WHAT YOU SHOULD DO: Repeat each entry exactly. Drop every image.
── RECORD EXCERPTS ──
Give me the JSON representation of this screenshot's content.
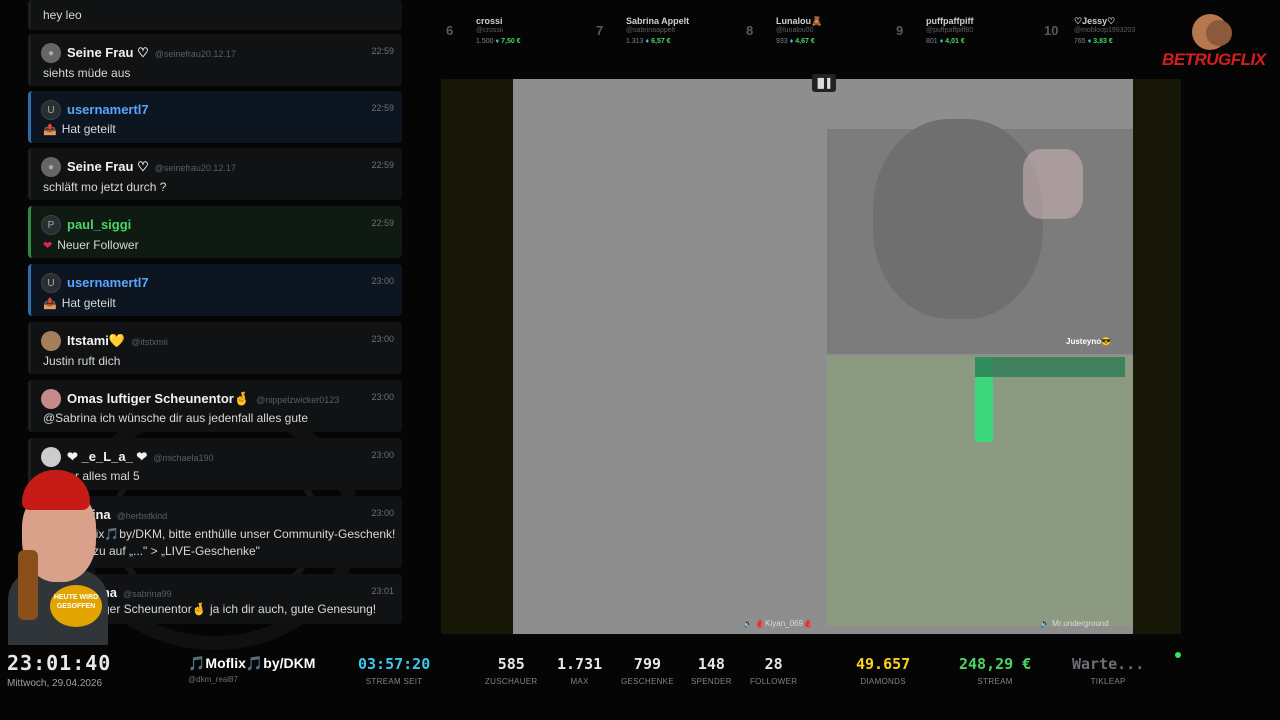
{
  "chat": {
    "messages": [
      {
        "user": "",
        "handle": "",
        "time": "",
        "text": "hey leo",
        "type": "normal"
      },
      {
        "user": "Seine Frau ♡",
        "handle": "@seinefrau20.12.17",
        "time": "22:59",
        "text": "siehts müde aus",
        "type": "normal"
      },
      {
        "user": "usernamertl7",
        "handle": "",
        "time": "22:59",
        "text": "Hat geteilt",
        "type": "share",
        "avatar_letter": "U"
      },
      {
        "user": "Seine Frau ♡",
        "handle": "@seinefrau20.12.17",
        "time": "22:59",
        "text": "schläft mo jetzt durch ?",
        "type": "normal"
      },
      {
        "user": "paul_siggi",
        "handle": "",
        "time": "22:59",
        "text": "Neuer Follower",
        "type": "follow",
        "avatar_letter": "P"
      },
      {
        "user": "usernamertl7",
        "handle": "",
        "time": "23:00",
        "text": "Hat geteilt",
        "type": "share",
        "avatar_letter": "U"
      },
      {
        "user": "Itstami💛",
        "handle": "@itstxmii",
        "time": "23:00",
        "text": "Justin ruft dich",
        "type": "normal"
      },
      {
        "user": "Omas luftiger Scheunentor🤞",
        "handle": "@nippelzwicker0123",
        "time": "23:00",
        "text": "@Sabrina ich wünsche dir aus jedenfall alles gute",
        "type": "normal"
      },
      {
        "user": "❤ _e_L_a_ ❤",
        "handle": "@michaela190",
        "time": "23:00",
        "text": "D... ter alles mal 5",
        "type": "normal"
      },
      {
        "user": "...ina",
        "handle": "@herbstkind",
        "time": "23:00",
        "text": "...lix🎵by/DKM, bitte enthülle unser Community-Geschenk!",
        "text2": "...zu auf „...\" > „LIVE-Geschenke\"",
        "type": "normal"
      },
      {
        "user": "...na",
        "handle": "@sabrina99",
        "time": "23:01",
        "text": "...ger Scheunentor🤞 ja ich dir auch, gute Genesung!",
        "type": "normal"
      }
    ],
    "share_icon": "share-icon",
    "follow_icon": "heart-icon"
  },
  "leaderboard": [
    {
      "rank": "6",
      "name": "crossi",
      "handle": "@crossii",
      "diamonds": "1.500",
      "euro": "7,50 €"
    },
    {
      "rank": "7",
      "name": "Sabrina Appelt",
      "handle": "@sabrinaappelt",
      "diamonds": "1.313",
      "euro": "6,57 €"
    },
    {
      "rank": "8",
      "name": "Lunalou🧸",
      "handle": "@lunalou00",
      "diamonds": "933",
      "euro": "4,67 €"
    },
    {
      "rank": "9",
      "name": "puffpaffpiff",
      "handle": "@puffpaffpiff80",
      "diamonds": "801",
      "euro": "4,01 €"
    },
    {
      "rank": "10",
      "name": "♡Jessy♡",
      "handle": "@mobloop1993203",
      "diamonds": "765",
      "euro": "3,83 €"
    }
  ],
  "logo": {
    "text": "BETRUGFLIX"
  },
  "streamer": {
    "label": "HEUTE WIRD GESOFFEN"
  },
  "video": {
    "cam_tag": "Justeyno😎",
    "speaker_left": "🔈 🩸Kiyan_069🩸",
    "speaker_right": "🔈 Mr.underground",
    "top_control": "▐▌▌"
  },
  "bottom": {
    "clock": "23:01:40",
    "date": "Mittwoch, 29.04.2026",
    "channel": "🎵Moflix🎵by/DKM",
    "channel_handle": "@dkm_real87",
    "stats": [
      {
        "value": "03:57:20",
        "label": "STREAM SEIT"
      },
      {
        "value": "585",
        "label": "ZUSCHAUER"
      },
      {
        "value": "1.731",
        "label": "MAX"
      },
      {
        "value": "799",
        "label": "GESCHENKE"
      },
      {
        "value": "148",
        "label": "SPENDER"
      },
      {
        "value": "28",
        "label": "FOLLOWER"
      },
      {
        "value": "49.657",
        "label": "DIAMONDS"
      },
      {
        "value": "248,29 €",
        "label": "STREAM"
      },
      {
        "value": "Warte...",
        "label": "TIKLEAP"
      }
    ]
  }
}
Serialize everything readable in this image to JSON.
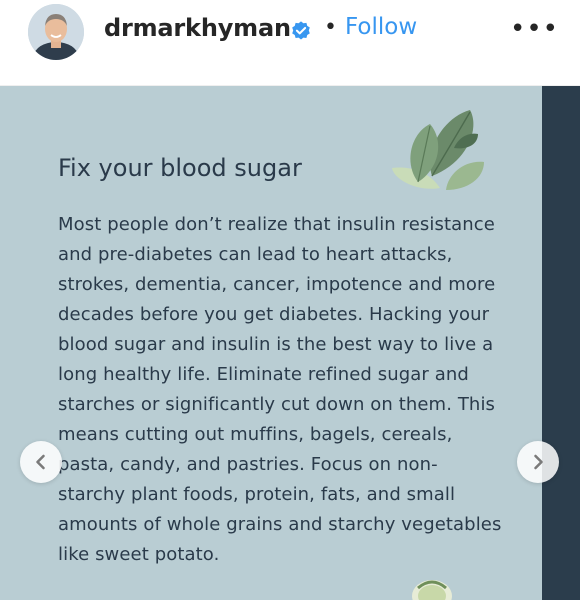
{
  "header": {
    "username": "drmarkhyman",
    "separator": "•",
    "follow_label": "Follow",
    "more_label": "•••",
    "verified_color": "#3897f0"
  },
  "post": {
    "title": "Fix your blood sugar",
    "body": "Most people don’t realize that insulin resistance and pre-diabetes can lead to heart attacks, strokes, dementia, cancer, impotence and more decades before you get diabetes. Hacking your blood sugar and insulin is the best way to live a long healthy life. Eliminate refined sugar and starches or significantly cut down on them. This means cutting out muffins, bagels, cereals, pasta, candy, and pastries. Focus on non-starchy plant foods, protein, fats, and small amounts of whole grains and starchy vegetables like sweet potato.",
    "background_color": "#b9cdd3",
    "text_color": "#2a3a4a"
  },
  "nav": {
    "prev_icon": "chevron-left-icon",
    "next_icon": "chevron-right-icon"
  }
}
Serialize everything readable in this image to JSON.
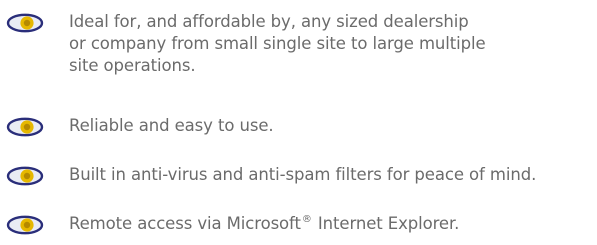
{
  "features": {
    "items": [
      {
        "icon": "eye-bullet-icon",
        "lines": [
          "Ideal for, and affordable by, any sized dealership",
          "or company from small single site to large multiple",
          "site operations."
        ]
      },
      {
        "icon": "eye-bullet-icon",
        "lines": [
          "Reliable and easy to use."
        ]
      },
      {
        "icon": "eye-bullet-icon",
        "lines": [
          "Built in anti-virus and anti-spam filters for peace of mind."
        ]
      },
      {
        "icon": "eye-bullet-icon",
        "before": "Remote access via Microsoft",
        "mark": "®",
        "after": " Internet Explorer."
      }
    ]
  },
  "colors": {
    "text": "#6b6b6b",
    "bullet_outer": "#2a2e7a",
    "bullet_inner": "#e6b800"
  }
}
───
TASK RESPONSE:
Give me the JSON representation of this screenshot's content.
{
  "chat": {
    "messages": [
      {
        "user": "",
        "handle": "",
        "time": "",
        "text": "hey leo",
        "type": "normal"
      },
      {
        "user": "Seine Frau ♡",
        "handle": "@seinefrau20.12.17",
        "time": "22:59",
        "text": "siehts müde aus",
        "type": "normal"
      },
      {
        "user": "usernamertl7",
        "handle": "",
        "time": "22:59",
        "text": "Hat geteilt",
        "type": "share",
        "avatar_letter": "U"
      },
      {
        "user": "Seine Frau ♡",
        "handle": "@seinefrau20.12.17",
        "time": "22:59",
        "text": "schläft mo jetzt durch ?",
        "type": "normal"
      },
      {
        "user": "paul_siggi",
        "handle": "",
        "time": "22:59",
        "text": "Neuer Follower",
        "type": "follow",
        "avatar_letter": "P"
      },
      {
        "user": "usernamertl7",
        "handle": "",
        "time": "23:00",
        "text": "Hat geteilt",
        "type": "share",
        "avatar_letter": "U"
      },
      {
        "user": "Itstami💛",
        "handle": "@itstxmii",
        "time": "23:00",
        "text": "Justin ruft dich",
        "type": "normal"
      },
      {
        "user": "Omas luftiger Scheunentor🤞",
        "handle": "@nippelzwicker0123",
        "time": "23:00",
        "text": "@Sabrina ich wünsche dir aus jedenfall alles gute",
        "type": "normal"
      },
      {
        "user": "❤ _e_L_a_ ❤",
        "handle": "@michaela190",
        "time": "23:00",
        "text": "D... ter alles mal 5",
        "type": "normal"
      },
      {
        "user": "...ina",
        "handle": "@herbstkind",
        "time": "23:00",
        "text": "...lix🎵by/DKM, bitte enthülle unser Community-Geschenk!",
        "text2": "...zu auf „...\" > „LIVE-Geschenke\"",
        "type": "normal"
      },
      {
        "user": "...na",
        "handle": "@sabrina99",
        "time": "23:01",
        "text": "...ger Scheunentor🤞 ja ich dir auch, gute Genesung!",
        "type": "normal"
      }
    ],
    "share_icon": "share-icon",
    "follow_icon": "heart-icon"
  },
  "leaderboard": [
    {
      "rank": "6",
      "name": "crossi",
      "handle": "@crossii",
      "diamonds": "1.500",
      "euro": "7,50 €"
    },
    {
      "rank": "7",
      "name": "Sabrina Appelt",
      "handle": "@sabrinaappelt",
      "diamonds": "1.313",
      "euro": "6,57 €"
    },
    {
      "rank": "8",
      "name": "Lunalou🧸",
      "handle": "@lunalou00",
      "diamonds": "933",
      "euro": "4,67 €"
    },
    {
      "rank": "9",
      "name": "puffpaffpiff",
      "handle": "@puffpaffpiff80",
      "diamonds": "801",
      "euro": "4,01 €"
    },
    {
      "rank": "10",
      "name": "♡Jessy♡",
      "handle": "@mobloop1993203",
      "diamonds": "765",
      "euro": "3,83 €"
    }
  ],
  "logo": {
    "text": "BETRUGFLIX"
  },
  "streamer": {
    "label": "HEUTE WIRD GESOFFEN"
  },
  "video": {
    "cam_tag": "Justeyno😎",
    "speaker_left": "🔈 🩸Kiyan_069🩸",
    "speaker_right": "🔈 Mr.underground",
    "top_control": "▐▌▌"
  },
  "bottom": {
    "clock": "23:01:40",
    "date": "Mittwoch, 29.04.2026",
    "channel": "🎵Moflix🎵by/DKM",
    "channel_handle": "@dkm_real87",
    "stats": [
      {
        "value": "03:57:20",
        "label": "STREAM SEIT"
      },
      {
        "value": "585",
        "label": "ZUSCHAUER"
      },
      {
        "value": "1.731",
        "label": "MAX"
      },
      {
        "value": "799",
        "label": "GESCHENKE"
      },
      {
        "value": "148",
        "label": "SPENDER"
      },
      {
        "value": "28",
        "label": "FOLLOWER"
      },
      {
        "value": "49.657",
        "label": "DIAMONDS"
      },
      {
        "value": "248,29 €",
        "label": "STREAM"
      },
      {
        "value": "Warte...",
        "label": "TIKLEAP"
      }
    ]
  }
}
Serialize everything readable in this image to JSON.
{
  "header": {
    "username": "drmarkhyman",
    "separator": "•",
    "follow_label": "Follow",
    "more_label": "•••",
    "verified_color": "#3897f0"
  },
  "post": {
    "title": "Fix your blood sugar",
    "body": "Most people don’t realize that insulin resistance and pre-diabetes can lead to heart attacks, strokes, dementia, cancer, impotence and more decades before you get diabetes. Hacking your blood sugar and insulin is the best way to live a long healthy life. Eliminate refined sugar and starches or significantly cut down on them. This means cutting out muffins, bagels, cereals, pasta, candy, and pastries. Focus on non-starchy plant foods, protein, fats, and small amounts of whole grains and starchy vegetables like sweet potato.",
    "background_color": "#b9cdd3",
    "text_color": "#2a3a4a"
  },
  "nav": {
    "prev_icon": "chevron-left-icon",
    "next_icon": "chevron-right-icon"
  }
}
Serialize everything readable in this image to JSON.
{
  "features": {
    "items": [
      {
        "icon": "eye-bullet-icon",
        "lines": [
          "Ideal for, and affordable by, any sized dealership",
          "or company from small single site to large multiple",
          "site operations."
        ]
      },
      {
        "icon": "eye-bullet-icon",
        "lines": [
          "Reliable and easy to use."
        ]
      },
      {
        "icon": "eye-bullet-icon",
        "lines": [
          "Built in anti-virus and anti-spam filters for peace of mind."
        ]
      },
      {
        "icon": "eye-bullet-icon",
        "before": "Remote access via Microsoft",
        "mark": "®",
        "after": " Internet Explorer."
      }
    ]
  },
  "colors": {
    "text": "#6b6b6b",
    "bullet_outer": "#2a2e7a",
    "bullet_inner": "#e6b800"
  }
}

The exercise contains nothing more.